## START DATA

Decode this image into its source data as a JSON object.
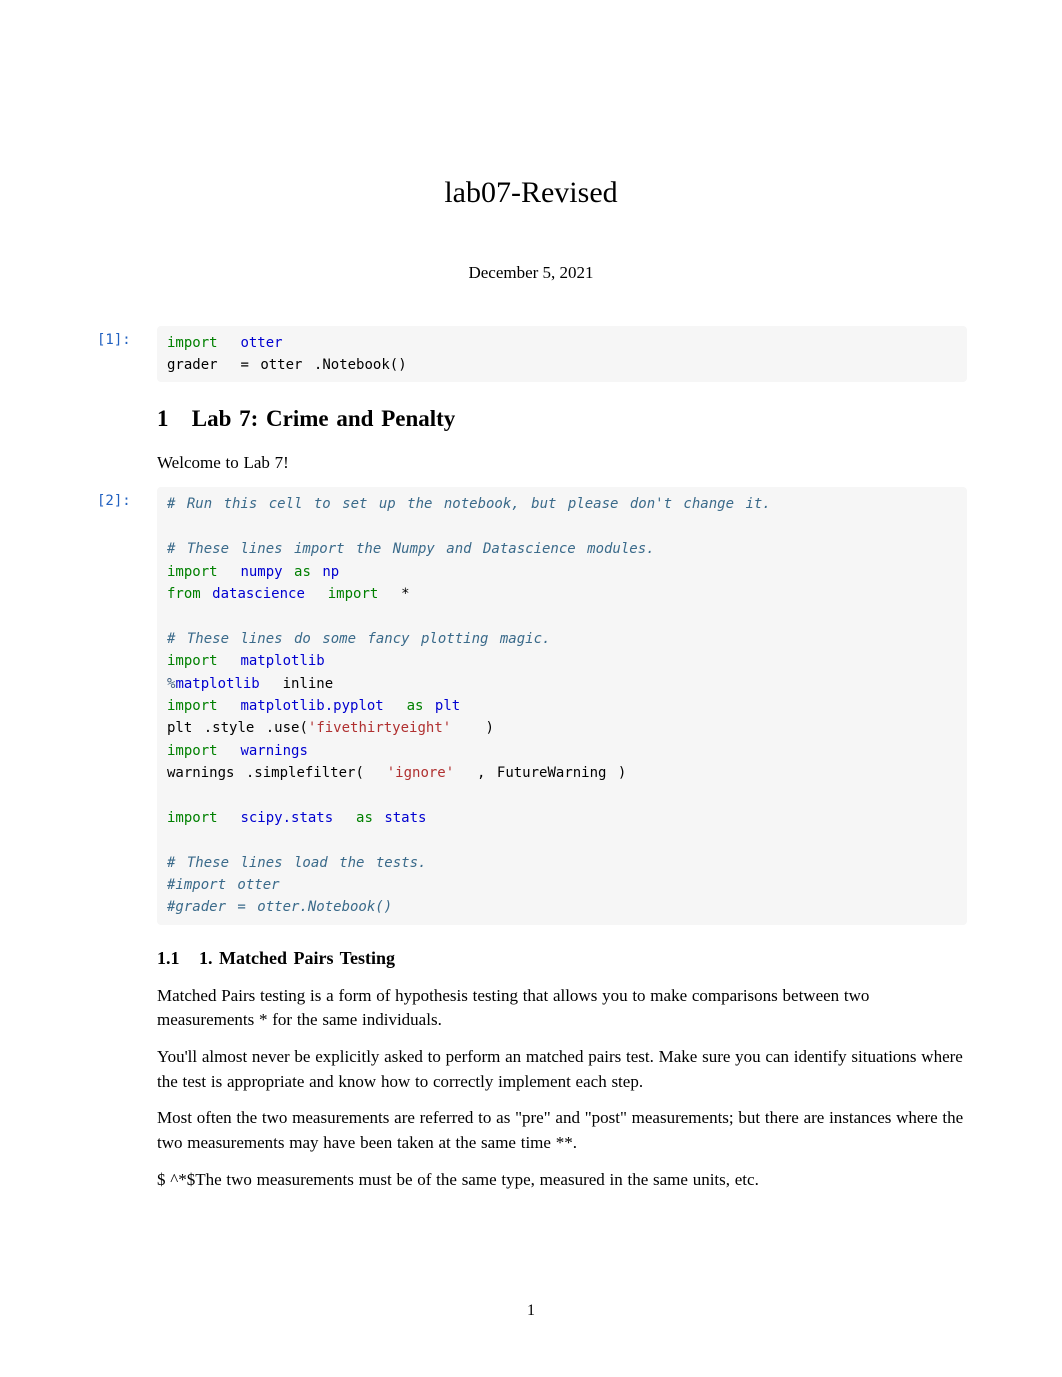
{
  "title": "lab07-Revised",
  "date": "December 5, 2021",
  "cells": {
    "c1": {
      "prompt": "[1]:",
      "code": {
        "l1_import": "import",
        "l1_mod": "otter",
        "l2_a": "grader ",
        "l2_eq": "=",
        "l2_b": " otter",
        "l2_dot": ".",
        "l2_c": "Notebook()"
      }
    },
    "h1_num": "1",
    "h1_text": "Lab 7: Crime and Penalty",
    "welcome": "Welcome to Lab 7!",
    "c2": {
      "prompt": "[2]:",
      "code": {
        "l1": "# Run this cell to set up the notebook, but please don't change it.",
        "l3": "# These lines import the Numpy and Datascience modules.",
        "l4_import": "import",
        "l4_mod": "numpy",
        "l4_as": "as",
        "l4_alias": "np",
        "l5_from": "from",
        "l5_mod": "datascience",
        "l5_import": "import",
        "l5_star": "*",
        "l7": "# These lines do some fancy plotting magic.",
        "l8_import": "import",
        "l8_mod": "matplotlib",
        "l9_magic": "%",
        "l9_cmd": "matplotlib",
        "l9_arg": "inline",
        "l10_import": "import",
        "l10_mod": "matplotlib.pyplot",
        "l10_as": "as",
        "l10_alias": "plt",
        "l11_a": "plt",
        "l11_b": "style",
        "l11_c": "use(",
        "l11_str": "'fivethirtyeight'",
        "l11_d": ")",
        "l12_import": "import",
        "l12_mod": "warnings",
        "l13_a": "warnings",
        "l13_b": "simplefilter(",
        "l13_str": "'ignore'",
        "l13_c": ", FutureWarning )",
        "l15_import": "import",
        "l15_mod": "scipy.stats",
        "l15_as": "as",
        "l15_alias": "stats",
        "l17": "# These lines load the tests.",
        "l18": "#import otter",
        "l19": "#grader = otter.Notebook()"
      }
    },
    "h2_num": "1.1",
    "h2_text": "1. Matched Pairs Testing",
    "p1": "Matched Pairs testing is a form of hypothesis testing that allows you to make comparisons between two measurements * for the same individuals.",
    "p2": "You'll almost never be explicitly asked to perform an matched pairs test. Make sure you can identify situations where the test is appropriate and know how to correctly implement each step.",
    "p3": "Most often the two measurements are referred to as \"pre\" and \"post\" measurements; but there are instances where the two measurements may have been taken at the same time **.",
    "p4": "$ ^*$The two measurements must be of the same type, measured in the same units, etc.",
    "page": "1"
  }
}
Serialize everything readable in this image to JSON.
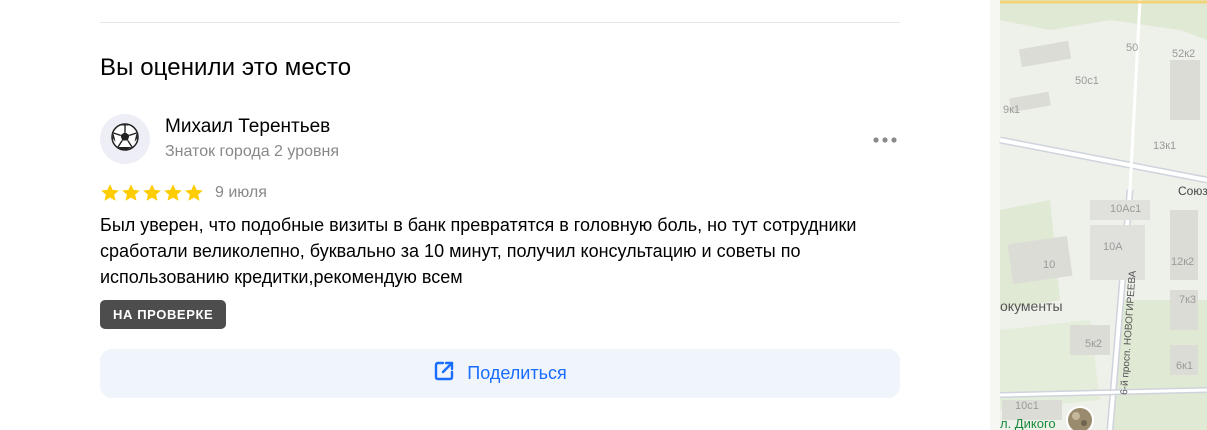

## END DATA

◆ WHAT YOU HAVE TO DO ◆
Pictures are excluded; copy every other part of the records exactly.

◆ IN RESPONSE ◆
Decode this image into its source data as a JSON object.
{
  "title": "lab07-Revised",
  "date": "December 5, 2021",
  "cells": {
    "c1": {
      "prompt": "[1]:",
      "code": {
        "l1_import": "import",
        "l1_mod": "otter",
        "l2_a": "grader ",
        "l2_eq": "=",
        "l2_b": " otter",
        "l2_dot": ".",
        "l2_c": "Notebook()"
      }
    },
    "h1_num": "1",
    "h1_text": "Lab 7: Crime and Penalty",
    "welcome": "Welcome to Lab 7!",
    "c2": {
      "prompt": "[2]:",
      "code": {
        "l1": "# Run this cell to set up the notebook, but please don't change it.",
        "l3": "# These lines import the Numpy and Datascience modules.",
        "l4_import": "import",
        "l4_mod": "numpy",
        "l4_as": "as",
        "l4_alias": "np",
        "l5_from": "from",
        "l5_mod": "datascience",
        "l5_import": "import",
        "l5_star": "*",
        "l7": "# These lines do some fancy plotting magic.",
        "l8_import": "import",
        "l8_mod": "matplotlib",
        "l9_magic": "%",
        "l9_cmd": "matplotlib",
        "l9_arg": "inline",
        "l10_import": "import",
        "l10_mod": "matplotlib.pyplot",
        "l10_as": "as",
        "l10_alias": "plt",
        "l11_a": "plt",
        "l11_b": "style",
        "l11_c": "use(",
        "l11_str": "'fivethirtyeight'",
        "l11_d": ")",
        "l12_import": "import",
        "l12_mod": "warnings",
        "l13_a": "warnings",
        "l13_b": "simplefilter(",
        "l13_str": "'ignore'",
        "l13_c": ", FutureWarning )",
        "l15_import": "import",
        "l15_mod": "scipy.stats",
        "l15_as": "as",
        "l15_alias": "stats",
        "l17": "# These lines load the tests.",
        "l18": "#import otter",
        "l19": "#grader = otter.Notebook()"
      }
    },
    "h2_num": "1.1",
    "h2_text": "1. Matched Pairs Testing",
    "p1": "Matched Pairs testing is a form of hypothesis testing that allows you to make comparisons between two measurements * for the same individuals.",
    "p2": "You'll almost never be explicitly asked to perform an matched pairs test. Make sure you can identify situations where the test is appropriate and know how to correctly implement each step.",
    "p3": "Most often the two measurements are referred to as \"pre\" and \"post\" measurements; but there are instances where the two measurements may have been taken at the same time **.",
    "p4": "$ ^*$The two measurements must be of the same type, measured in the same units, etc.",
    "page": "1"
  }
}
Serialize everything readable in this image to JSON.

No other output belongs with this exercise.